JOB: Reproduce all the material exactly, minus any pictures it holds.

TASK INPUT:
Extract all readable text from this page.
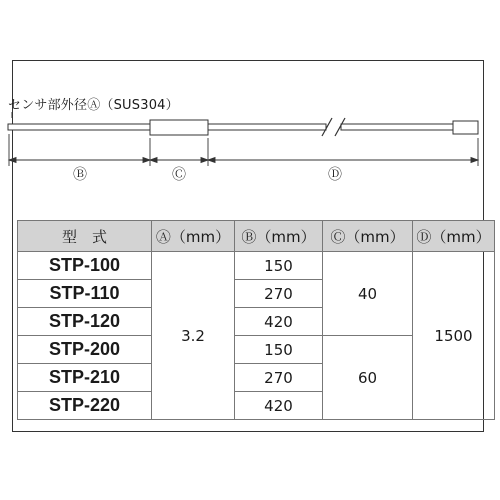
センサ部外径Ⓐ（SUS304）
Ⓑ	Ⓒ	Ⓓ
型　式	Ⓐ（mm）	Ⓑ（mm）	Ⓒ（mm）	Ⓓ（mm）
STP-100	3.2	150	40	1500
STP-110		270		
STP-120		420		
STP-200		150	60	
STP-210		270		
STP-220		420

RESPONSE TO THE EXERCISE:
Extract all readable text from this page.
センサ部外径Ⓐ（SUS304）
Ⓑ	Ⓒ	Ⓓ
型　式	Ⓐ（mm）	Ⓑ（mm）	Ⓒ（mm）	Ⓓ（mm）
STP-100	3.2	150	40	1500
STP-110		270		
STP-120		420		
STP-200		150	60	
STP-210		270		
STP-220		420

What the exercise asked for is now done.